§ TASK DIRECTIONS
Every line holding "deviation" should be copied from the records below.

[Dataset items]

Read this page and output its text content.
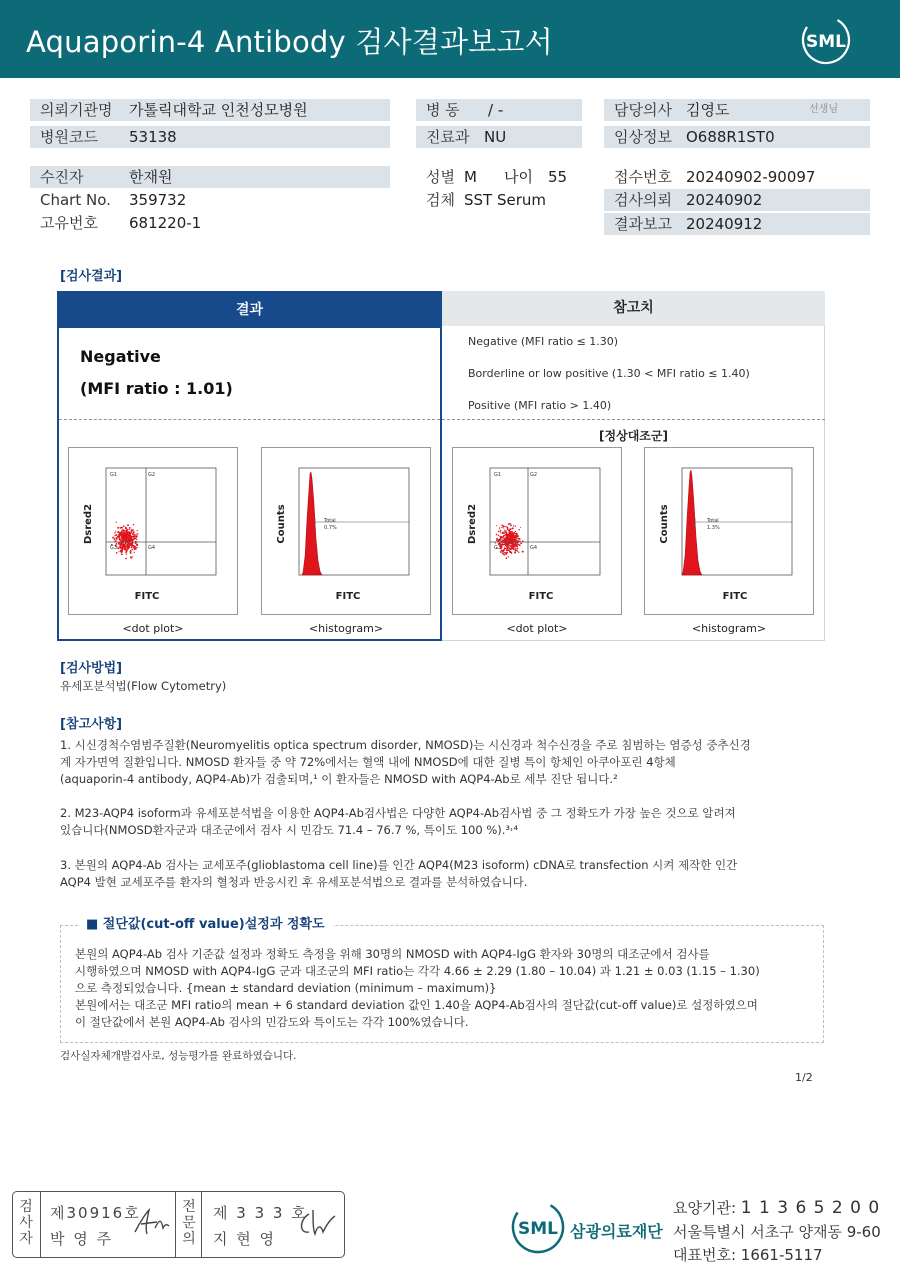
Aquaporin-4 Antibody 검사결과보고서	SML
의뢰기관명 가톨릭대학교 인천성모병원
병원코드 53138
병 동 / -
진료과 NU
담당의사 김영도	선생님
임상정보 O688R1ST0
수진자	한재원
Chart No. 359732
고유번호 681220-1
성별 M 나이 55
검체 SST Serum
접수번호 20240902-90097
검사의뢰 20240902
결과보고 20240912
[검사결과]
참고치
결과
Negative
(MFI ratio : 1.01)
Negative (MFI ratio ≤ 1.30)
Borderline or low positive (1.30 < MFI ratio ≤ 1.40)
Positive (MFI ratio > 1.40)
[정상대조군]
G1	G2
G3	G4
FITC
Dsred2	Total
0.7%
FITC
Counts
G1	G2
G3	G4
FITC
Dsred2	Total
1.3%
FITC
Counts
<dot plot>	<histogram>	<dot plot>	<histogram>
[검사방법]
유세포분석법(Flow Cytometry)
[참고사항]
1. 시신경척수염범주질환(Neuromyelitis optica spectrum disorder, NMOSD)는 시신경과 척수신경을 주로 침범하는 염증성 중추신경
계 자가면역 질환입니다. NMOSD 환자들 중 약 72%에서는 혈액 내에 NMOSD에 대한 질병 특이 항체인 아쿠아포린 4항체
(aquaporin-4 antibody, AQP4-Ab)가 검출되며,¹ 이 환자들은 NMOSD with AQP4-Ab로 세부 진단 됩니다.²
2. M23-AQP4 isoform과 유세포분석법을 이용한 AQP4-Ab검사법은 다양한 AQP4-Ab검사법 중 그 정확도가 가장 높은 것으로 알려져
있습니다(NMOSD환자군과 대조군에서 검사 시 민감도 71.4 – 76.7 %, 특이도 100 %).³˒⁴
3. 본원의 AQP4-Ab 검사는 교세포주(glioblastoma cell line)를 인간 AQP4(M23 isoform) cDNA로 transfection 시켜 제작한 인간
AQP4 발현 교세포주를 환자의 혈청과 반응시킨 후 유세포분석법으로 결과를 분석하였습니다.
■ 절단값(cut-off value)설정과 정확도
본원의 AQP4-Ab 검사 기준값 설정과 정확도 측정을 위해 30명의 NMOSD with AQP4-IgG 환자와 30명의 대조군에서 검사를
시행하였으며 NMOSD with AQP4-IgG 군과 대조군의 MFI ratio는 각각 4.66 ± 2.29 (1.80 – 10.04) 과 1.21 ± 0.03 (1.15 – 1.30)
으로 측정되었습니다. {mean ± standard deviation (minimum – maximum)}
본원에서는 대조군 MFI ratio의 mean + 6 standard deviation 값인 1.40을 AQP4-Ab검사의 절단값(cut-off value)로 설정하였으며
이 절단값에서 본원 AQP4-Ab 검사의 민감도와 특이도는 각각 100%였습니다.
검사실자체개발검사로, 성능평가를 완료하였습니다.
1/2
검사자
제30916호
박 영 주
전문의
제 3 3 3 호
지 현 영	SML 삼광의료재단
요양기관: 1 1 3 6 5 2 0 0
서울특별시 서초구 양재동 9-60
대표번호: 1661-5117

§ SOLUTION FOR THIS PROBLEM
으로 측정되었습니다. {mean ± standard deviation (minimum – maximum)}
본원에서는 대조군 MFI ratio의 mean + 6 standard deviation 값인 1.40을 AQP4-Ab검사의 절단값(cut-off value)로 설정하였으며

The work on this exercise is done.